Given request →
Copy each line that has the string "threat" somewhere in it.

Stored rows →
################

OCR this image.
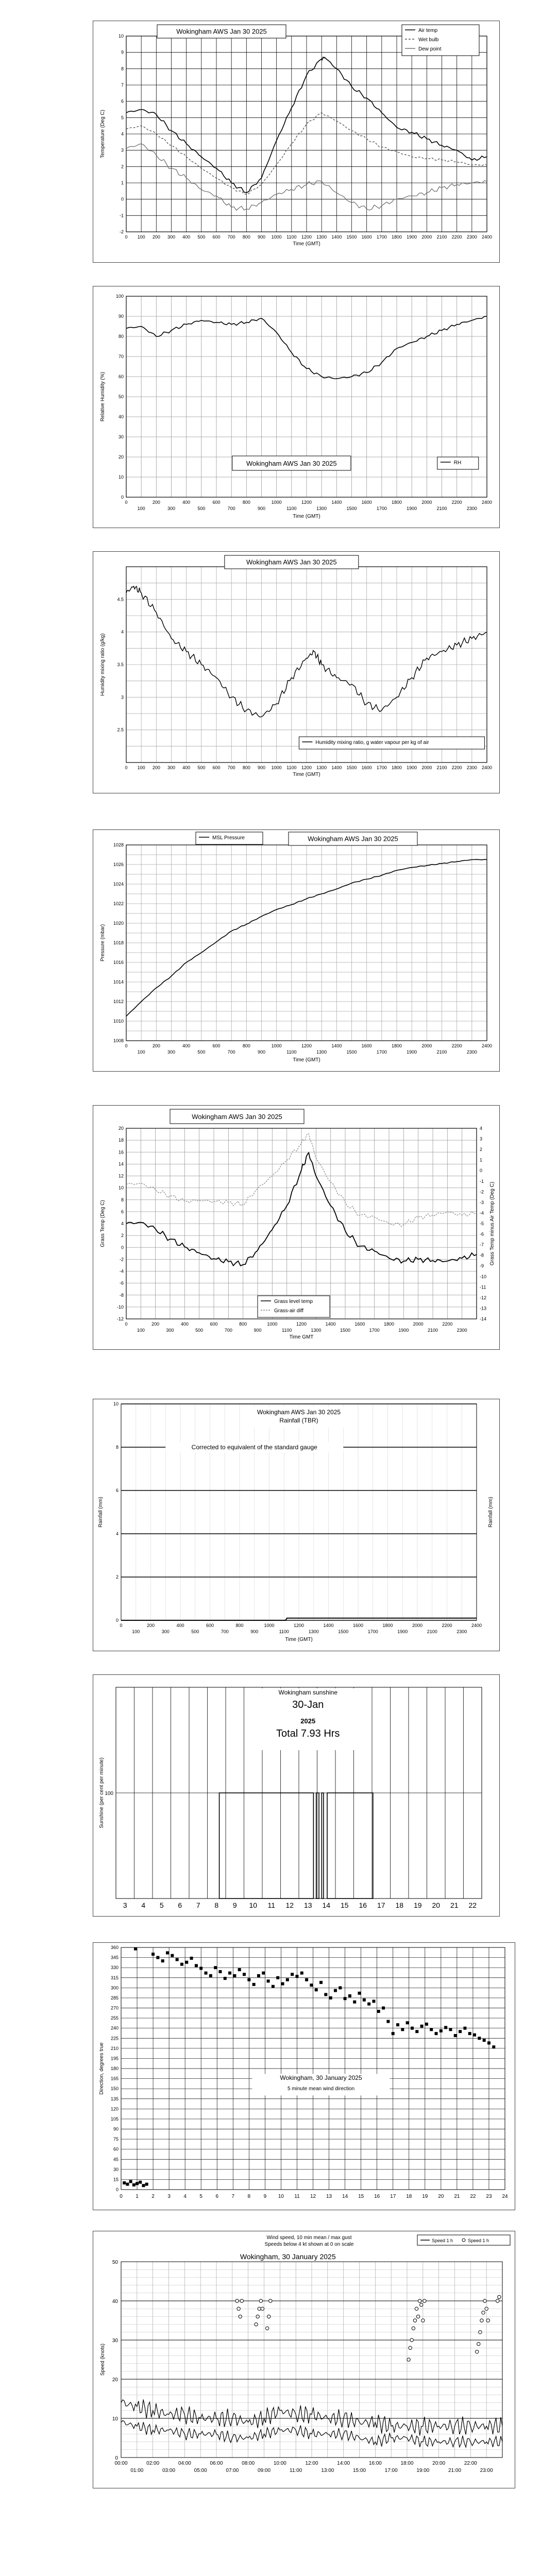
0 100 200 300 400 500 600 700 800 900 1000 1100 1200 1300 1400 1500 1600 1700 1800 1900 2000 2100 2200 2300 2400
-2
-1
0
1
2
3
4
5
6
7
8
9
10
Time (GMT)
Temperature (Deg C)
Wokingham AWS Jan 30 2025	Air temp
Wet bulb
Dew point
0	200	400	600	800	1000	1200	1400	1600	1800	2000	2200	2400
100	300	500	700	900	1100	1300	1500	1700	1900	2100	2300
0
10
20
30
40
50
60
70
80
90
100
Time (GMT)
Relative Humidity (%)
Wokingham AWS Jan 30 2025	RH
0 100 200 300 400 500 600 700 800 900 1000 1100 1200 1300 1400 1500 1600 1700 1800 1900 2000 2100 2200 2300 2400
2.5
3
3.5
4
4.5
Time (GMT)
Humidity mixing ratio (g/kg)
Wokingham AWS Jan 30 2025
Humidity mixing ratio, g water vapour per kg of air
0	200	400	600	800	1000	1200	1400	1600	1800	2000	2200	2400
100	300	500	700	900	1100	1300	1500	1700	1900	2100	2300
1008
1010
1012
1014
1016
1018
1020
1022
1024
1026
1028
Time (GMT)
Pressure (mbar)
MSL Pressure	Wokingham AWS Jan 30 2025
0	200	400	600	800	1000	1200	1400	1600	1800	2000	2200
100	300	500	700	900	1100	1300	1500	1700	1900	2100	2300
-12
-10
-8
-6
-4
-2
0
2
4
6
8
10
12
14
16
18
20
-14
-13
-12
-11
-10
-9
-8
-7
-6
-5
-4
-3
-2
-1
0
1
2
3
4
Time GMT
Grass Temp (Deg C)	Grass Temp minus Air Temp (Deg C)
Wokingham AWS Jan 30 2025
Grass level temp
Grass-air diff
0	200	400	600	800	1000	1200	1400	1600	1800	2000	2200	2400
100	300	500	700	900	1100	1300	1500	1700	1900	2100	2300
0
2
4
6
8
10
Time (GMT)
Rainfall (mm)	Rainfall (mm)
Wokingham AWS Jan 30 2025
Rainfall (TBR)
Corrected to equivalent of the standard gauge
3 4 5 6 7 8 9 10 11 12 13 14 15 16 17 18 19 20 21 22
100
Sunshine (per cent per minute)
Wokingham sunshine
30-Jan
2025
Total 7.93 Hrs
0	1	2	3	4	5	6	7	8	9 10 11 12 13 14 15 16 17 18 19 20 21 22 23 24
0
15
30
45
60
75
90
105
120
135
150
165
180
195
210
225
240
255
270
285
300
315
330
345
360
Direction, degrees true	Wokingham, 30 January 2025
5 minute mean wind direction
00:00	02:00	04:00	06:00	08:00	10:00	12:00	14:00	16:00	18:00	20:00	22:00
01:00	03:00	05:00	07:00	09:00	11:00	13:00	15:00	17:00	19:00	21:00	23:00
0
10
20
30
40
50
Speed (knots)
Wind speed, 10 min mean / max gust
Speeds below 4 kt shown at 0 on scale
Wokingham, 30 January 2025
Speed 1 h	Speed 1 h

################

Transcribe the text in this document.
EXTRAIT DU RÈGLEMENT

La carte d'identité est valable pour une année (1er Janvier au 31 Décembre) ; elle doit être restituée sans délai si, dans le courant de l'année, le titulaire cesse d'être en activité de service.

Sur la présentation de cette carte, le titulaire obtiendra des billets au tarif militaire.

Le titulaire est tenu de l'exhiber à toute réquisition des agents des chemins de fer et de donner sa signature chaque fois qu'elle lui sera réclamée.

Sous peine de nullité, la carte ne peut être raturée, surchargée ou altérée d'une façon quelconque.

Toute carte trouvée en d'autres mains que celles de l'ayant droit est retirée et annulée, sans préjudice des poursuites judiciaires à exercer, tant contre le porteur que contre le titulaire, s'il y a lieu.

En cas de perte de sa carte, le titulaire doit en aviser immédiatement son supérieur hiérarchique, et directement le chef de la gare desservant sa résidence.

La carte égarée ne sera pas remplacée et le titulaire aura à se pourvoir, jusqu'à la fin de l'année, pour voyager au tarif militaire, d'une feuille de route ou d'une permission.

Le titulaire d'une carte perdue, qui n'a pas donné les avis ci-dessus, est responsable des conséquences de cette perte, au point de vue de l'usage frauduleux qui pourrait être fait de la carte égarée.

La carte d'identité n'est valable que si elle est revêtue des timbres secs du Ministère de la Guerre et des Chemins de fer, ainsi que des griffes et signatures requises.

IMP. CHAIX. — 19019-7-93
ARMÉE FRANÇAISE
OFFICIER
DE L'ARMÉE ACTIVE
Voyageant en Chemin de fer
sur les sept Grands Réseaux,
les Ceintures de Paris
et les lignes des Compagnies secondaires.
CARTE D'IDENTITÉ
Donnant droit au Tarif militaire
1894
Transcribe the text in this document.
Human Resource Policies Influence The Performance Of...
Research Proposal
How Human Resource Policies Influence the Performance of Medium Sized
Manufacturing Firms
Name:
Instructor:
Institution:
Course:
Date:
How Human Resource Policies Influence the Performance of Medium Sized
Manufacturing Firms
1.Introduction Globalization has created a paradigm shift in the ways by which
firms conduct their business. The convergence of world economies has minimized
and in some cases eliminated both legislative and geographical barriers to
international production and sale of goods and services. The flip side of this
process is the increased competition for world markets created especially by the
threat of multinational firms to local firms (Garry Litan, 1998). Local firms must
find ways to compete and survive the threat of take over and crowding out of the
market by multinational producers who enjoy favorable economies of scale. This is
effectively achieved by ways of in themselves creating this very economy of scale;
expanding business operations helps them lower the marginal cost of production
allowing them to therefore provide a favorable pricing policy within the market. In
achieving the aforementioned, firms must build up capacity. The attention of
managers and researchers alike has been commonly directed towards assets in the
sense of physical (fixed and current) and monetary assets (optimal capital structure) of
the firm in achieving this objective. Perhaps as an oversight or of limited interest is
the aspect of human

################

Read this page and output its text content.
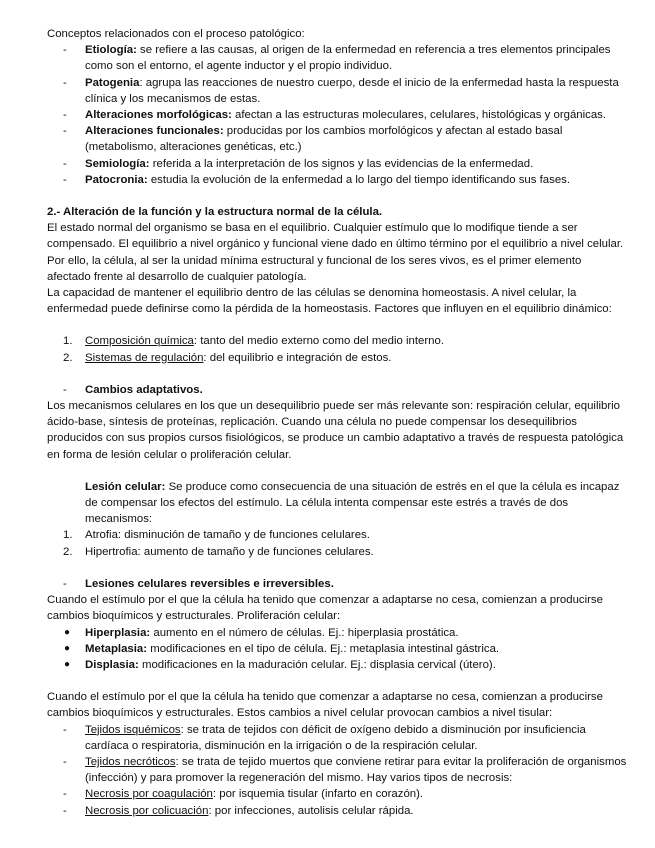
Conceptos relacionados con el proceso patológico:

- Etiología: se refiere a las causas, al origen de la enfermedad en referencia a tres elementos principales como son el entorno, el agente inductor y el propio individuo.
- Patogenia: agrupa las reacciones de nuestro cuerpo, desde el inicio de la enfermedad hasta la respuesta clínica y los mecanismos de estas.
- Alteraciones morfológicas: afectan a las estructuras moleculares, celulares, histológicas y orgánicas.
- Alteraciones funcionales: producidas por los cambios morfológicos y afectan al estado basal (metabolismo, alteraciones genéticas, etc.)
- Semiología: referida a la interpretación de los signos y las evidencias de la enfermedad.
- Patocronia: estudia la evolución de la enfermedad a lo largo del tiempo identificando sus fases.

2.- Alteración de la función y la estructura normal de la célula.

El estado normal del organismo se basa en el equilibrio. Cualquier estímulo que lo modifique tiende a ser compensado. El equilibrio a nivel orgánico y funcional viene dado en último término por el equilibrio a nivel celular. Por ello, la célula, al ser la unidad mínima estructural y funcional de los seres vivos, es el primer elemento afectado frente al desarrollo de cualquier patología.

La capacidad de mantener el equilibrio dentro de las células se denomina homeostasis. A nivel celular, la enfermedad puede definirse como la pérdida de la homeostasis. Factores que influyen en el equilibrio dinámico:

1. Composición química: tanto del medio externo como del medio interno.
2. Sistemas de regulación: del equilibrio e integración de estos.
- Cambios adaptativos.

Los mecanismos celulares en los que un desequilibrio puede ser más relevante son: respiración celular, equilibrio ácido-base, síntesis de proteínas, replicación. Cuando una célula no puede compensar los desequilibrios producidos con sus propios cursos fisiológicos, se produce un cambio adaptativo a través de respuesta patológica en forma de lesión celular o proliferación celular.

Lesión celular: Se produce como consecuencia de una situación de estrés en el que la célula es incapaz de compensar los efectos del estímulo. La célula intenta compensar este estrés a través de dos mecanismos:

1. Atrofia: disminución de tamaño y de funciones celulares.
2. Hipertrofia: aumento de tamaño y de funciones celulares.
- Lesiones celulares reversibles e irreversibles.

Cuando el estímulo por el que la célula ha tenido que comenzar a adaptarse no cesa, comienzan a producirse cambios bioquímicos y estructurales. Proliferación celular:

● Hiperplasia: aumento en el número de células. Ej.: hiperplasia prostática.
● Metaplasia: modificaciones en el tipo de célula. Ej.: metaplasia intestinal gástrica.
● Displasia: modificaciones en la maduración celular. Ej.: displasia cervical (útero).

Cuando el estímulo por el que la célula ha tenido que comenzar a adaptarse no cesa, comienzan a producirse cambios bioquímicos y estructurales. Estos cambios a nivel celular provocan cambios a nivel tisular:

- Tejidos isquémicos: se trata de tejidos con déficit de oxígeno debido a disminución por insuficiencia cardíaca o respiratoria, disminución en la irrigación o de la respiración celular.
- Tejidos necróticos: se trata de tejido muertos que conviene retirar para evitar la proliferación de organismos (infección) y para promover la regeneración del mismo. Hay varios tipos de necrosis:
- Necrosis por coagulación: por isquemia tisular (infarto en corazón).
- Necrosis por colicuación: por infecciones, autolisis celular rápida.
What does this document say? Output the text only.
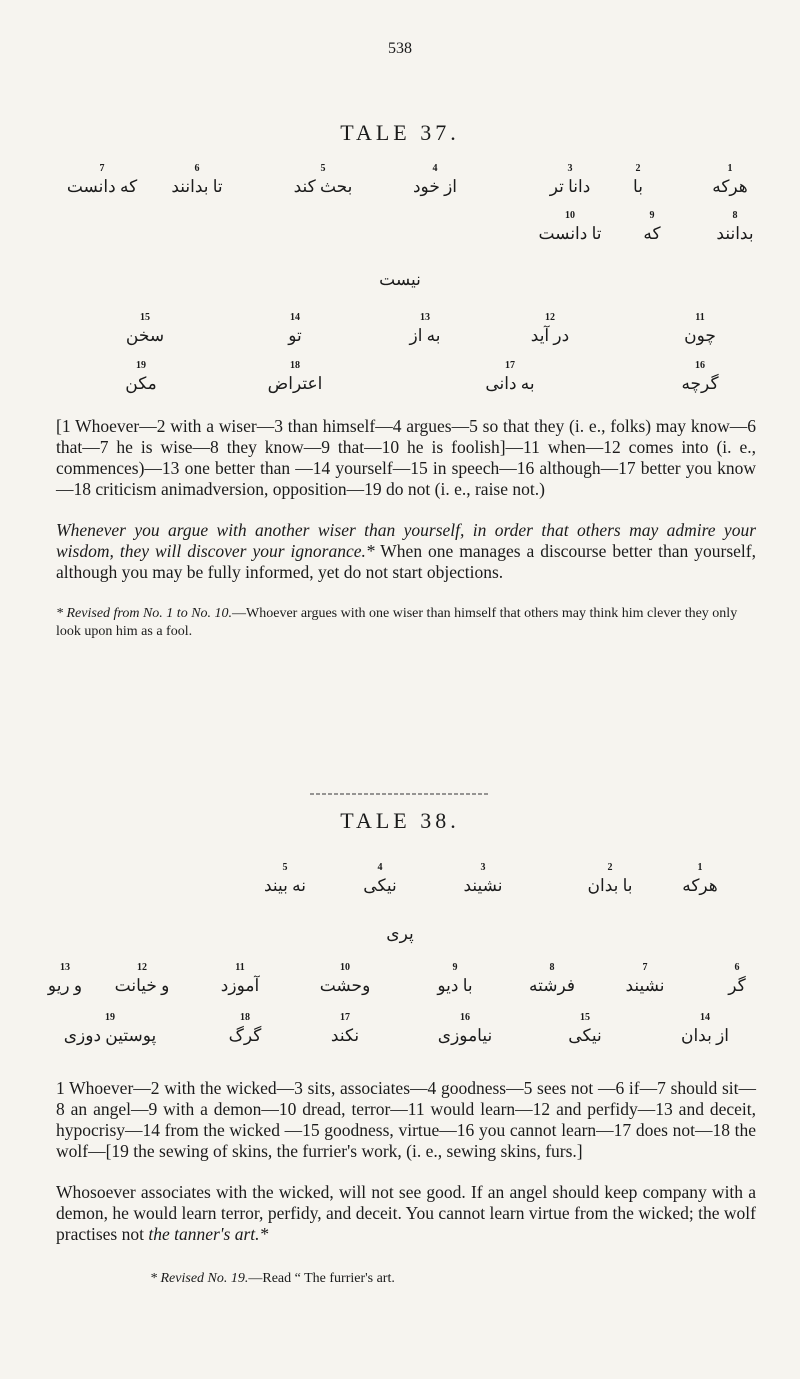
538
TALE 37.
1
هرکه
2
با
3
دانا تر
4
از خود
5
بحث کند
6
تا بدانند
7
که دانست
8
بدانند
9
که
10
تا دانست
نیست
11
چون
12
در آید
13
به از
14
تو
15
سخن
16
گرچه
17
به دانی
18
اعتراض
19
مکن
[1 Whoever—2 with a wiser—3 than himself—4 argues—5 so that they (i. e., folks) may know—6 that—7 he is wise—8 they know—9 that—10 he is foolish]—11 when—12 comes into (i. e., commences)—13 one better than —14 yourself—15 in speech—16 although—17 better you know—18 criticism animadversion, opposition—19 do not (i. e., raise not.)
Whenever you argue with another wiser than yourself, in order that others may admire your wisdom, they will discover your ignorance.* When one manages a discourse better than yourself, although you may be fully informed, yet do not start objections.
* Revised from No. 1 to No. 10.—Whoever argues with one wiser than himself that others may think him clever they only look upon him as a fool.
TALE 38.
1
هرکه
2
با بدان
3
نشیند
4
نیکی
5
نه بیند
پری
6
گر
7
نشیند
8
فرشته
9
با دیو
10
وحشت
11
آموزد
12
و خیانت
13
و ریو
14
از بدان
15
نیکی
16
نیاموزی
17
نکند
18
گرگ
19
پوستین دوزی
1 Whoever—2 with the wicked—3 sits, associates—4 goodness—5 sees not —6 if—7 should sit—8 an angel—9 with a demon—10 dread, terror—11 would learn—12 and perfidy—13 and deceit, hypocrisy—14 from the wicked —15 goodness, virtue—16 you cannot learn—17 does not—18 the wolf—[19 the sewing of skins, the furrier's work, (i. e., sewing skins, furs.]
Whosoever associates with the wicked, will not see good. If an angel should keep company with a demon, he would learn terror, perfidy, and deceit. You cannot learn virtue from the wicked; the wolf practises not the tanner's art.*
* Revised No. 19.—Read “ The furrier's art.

################

Finished answer →
threat of multinational firms to local firms (Garry Litan, 1998). Local firms must
find ways to compete and survive the threat of take over and crowding out of the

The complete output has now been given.